▶ _Given problem_
Copy down every line where the string "this" shows up.

▶ _Data supplied_
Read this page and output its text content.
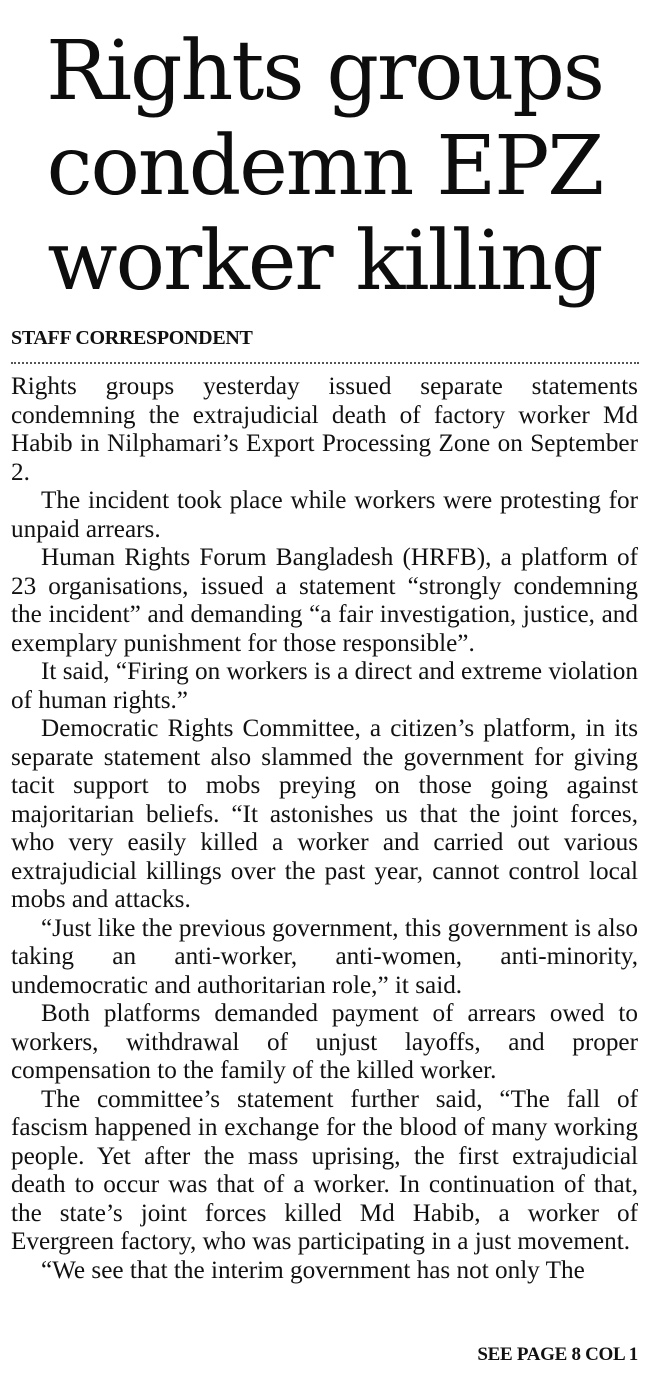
Rights groups
condemn EPZ
worker killing
STAFF CORRESPONDENT

Rights groups yesterday issued separate statements condemning the extrajudicial death of factory worker Md Habib in Nilphamari’s Export Processing Zone on September 2.

The incident took place while workers were protesting for unpaid arrears.

Human Rights Forum Bangladesh (HRFB), a platform of 23 organisations, issued a statement “strongly condemning the incident” and demanding “a fair investigation, justice, and exemplary punishment for those responsible”.

It said, “Firing on workers is a direct and extreme violation of human rights.”

Democratic Rights Committee, a citizen’s platform, in its separate statement also slammed the government for giving tacit support to mobs preying on those going against majoritarian beliefs. “It astonishes us that the joint forces, who very easily killed a worker and carried out various extrajudicial killings over the past year, cannot control local mobs and attacks.

“Just like the previous government, this government is also taking an anti-worker, anti-women, anti-minority, undemocratic and authoritarian role,” it said.

Both platforms demanded payment of arrears owed to workers, withdrawal of unjust layoffs, and proper compensation to the family of the killed worker.

The committee’s statement further said, “The fall of fascism happened in exchange for the blood of many working people. Yet after the mass uprising, the first extrajudicial death to occur was that of a worker. In continuation of that, the state’s joint forces killed Md Habib, a worker of Evergreen factory, who was participating in a just movement.

“We see that the interim government has not only The

SEE PAGE 8 COL 1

▶ _Task result_
Read this page and output its text content.
“Just like the previous government, this government is also taking an anti-worker, anti-women, anti-minority, undemocratic and authoritarian role,” it said.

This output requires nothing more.